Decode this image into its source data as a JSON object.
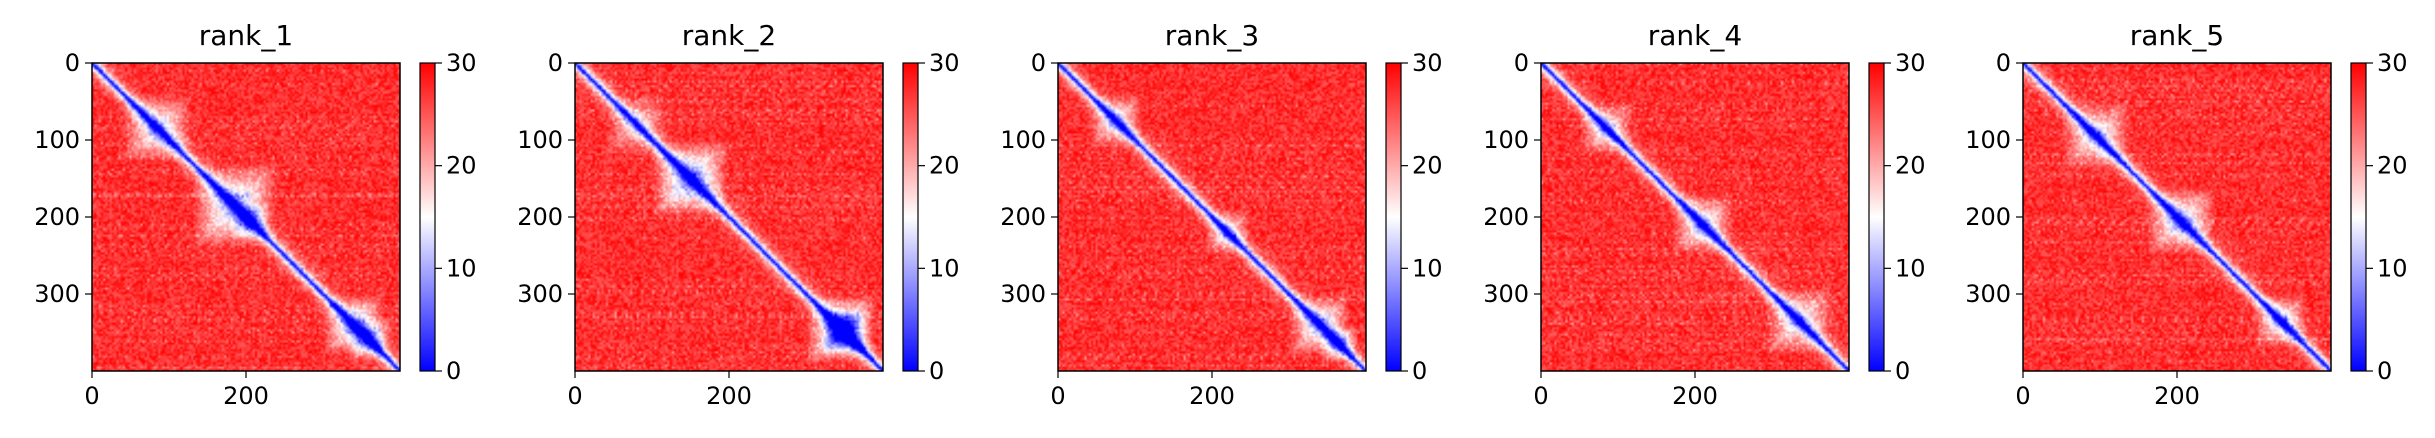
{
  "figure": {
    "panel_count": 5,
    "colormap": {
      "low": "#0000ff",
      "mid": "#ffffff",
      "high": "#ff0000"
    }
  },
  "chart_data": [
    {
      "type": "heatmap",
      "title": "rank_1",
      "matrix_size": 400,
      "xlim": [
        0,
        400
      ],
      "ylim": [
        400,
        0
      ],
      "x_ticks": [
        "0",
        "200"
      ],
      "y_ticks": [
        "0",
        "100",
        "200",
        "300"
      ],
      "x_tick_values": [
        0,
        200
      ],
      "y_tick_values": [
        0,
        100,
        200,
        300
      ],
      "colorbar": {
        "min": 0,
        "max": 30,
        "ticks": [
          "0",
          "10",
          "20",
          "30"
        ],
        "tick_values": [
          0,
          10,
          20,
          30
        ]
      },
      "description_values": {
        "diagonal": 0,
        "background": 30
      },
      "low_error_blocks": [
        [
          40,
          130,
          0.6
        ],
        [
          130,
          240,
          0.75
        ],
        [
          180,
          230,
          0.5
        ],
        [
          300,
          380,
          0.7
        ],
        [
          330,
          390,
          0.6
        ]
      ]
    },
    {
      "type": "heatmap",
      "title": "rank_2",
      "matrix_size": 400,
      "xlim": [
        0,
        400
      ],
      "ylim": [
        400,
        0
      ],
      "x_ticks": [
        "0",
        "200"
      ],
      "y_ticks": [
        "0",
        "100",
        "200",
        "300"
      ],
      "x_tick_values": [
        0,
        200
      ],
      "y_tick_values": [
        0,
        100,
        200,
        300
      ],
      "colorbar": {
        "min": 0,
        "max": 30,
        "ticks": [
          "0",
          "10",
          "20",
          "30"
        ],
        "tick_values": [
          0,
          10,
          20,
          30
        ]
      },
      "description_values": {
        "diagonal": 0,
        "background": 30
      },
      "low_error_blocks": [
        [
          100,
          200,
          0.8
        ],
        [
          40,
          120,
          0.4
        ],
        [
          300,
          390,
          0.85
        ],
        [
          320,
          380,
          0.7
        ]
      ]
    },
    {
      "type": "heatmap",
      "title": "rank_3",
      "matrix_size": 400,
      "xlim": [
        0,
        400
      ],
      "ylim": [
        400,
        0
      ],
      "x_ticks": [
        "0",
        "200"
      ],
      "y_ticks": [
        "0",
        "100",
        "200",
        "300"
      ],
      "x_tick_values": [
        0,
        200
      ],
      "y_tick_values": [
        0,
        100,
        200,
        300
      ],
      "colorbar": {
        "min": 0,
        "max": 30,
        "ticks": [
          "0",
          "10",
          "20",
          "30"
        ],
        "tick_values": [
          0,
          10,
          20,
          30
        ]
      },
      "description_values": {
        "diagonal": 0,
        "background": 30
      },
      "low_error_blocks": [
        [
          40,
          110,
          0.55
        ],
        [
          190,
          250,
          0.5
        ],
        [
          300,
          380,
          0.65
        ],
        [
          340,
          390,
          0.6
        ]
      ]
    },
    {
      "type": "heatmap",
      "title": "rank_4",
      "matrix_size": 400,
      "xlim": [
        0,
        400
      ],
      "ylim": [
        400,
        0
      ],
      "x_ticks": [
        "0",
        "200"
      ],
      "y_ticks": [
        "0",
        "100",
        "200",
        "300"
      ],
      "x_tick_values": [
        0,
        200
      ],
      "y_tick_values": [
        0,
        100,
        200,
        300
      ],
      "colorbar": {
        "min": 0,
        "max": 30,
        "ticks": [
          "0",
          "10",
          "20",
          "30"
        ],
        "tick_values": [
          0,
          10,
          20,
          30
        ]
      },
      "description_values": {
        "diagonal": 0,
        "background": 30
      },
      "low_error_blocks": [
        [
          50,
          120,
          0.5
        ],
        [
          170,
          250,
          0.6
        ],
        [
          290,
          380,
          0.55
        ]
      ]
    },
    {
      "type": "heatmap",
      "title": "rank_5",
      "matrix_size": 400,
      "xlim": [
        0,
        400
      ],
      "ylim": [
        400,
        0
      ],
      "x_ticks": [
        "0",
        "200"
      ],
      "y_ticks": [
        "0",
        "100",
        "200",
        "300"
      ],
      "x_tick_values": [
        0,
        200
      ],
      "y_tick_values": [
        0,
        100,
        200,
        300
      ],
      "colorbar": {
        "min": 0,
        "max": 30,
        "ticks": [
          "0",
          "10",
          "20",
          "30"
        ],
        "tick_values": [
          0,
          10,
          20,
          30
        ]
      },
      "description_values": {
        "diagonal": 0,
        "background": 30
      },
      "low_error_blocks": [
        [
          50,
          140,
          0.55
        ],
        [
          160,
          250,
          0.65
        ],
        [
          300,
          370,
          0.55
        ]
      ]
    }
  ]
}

::::::::

= EXERCISE DETAILS =
Copy each line above containing the string "title".

= ANSWER TO THE EXERCISE =
      "title": "rank_1",
      "title": "rank_2",
      "title": "rank_3",
      "title": "rank_4",
      "title": "rank_5",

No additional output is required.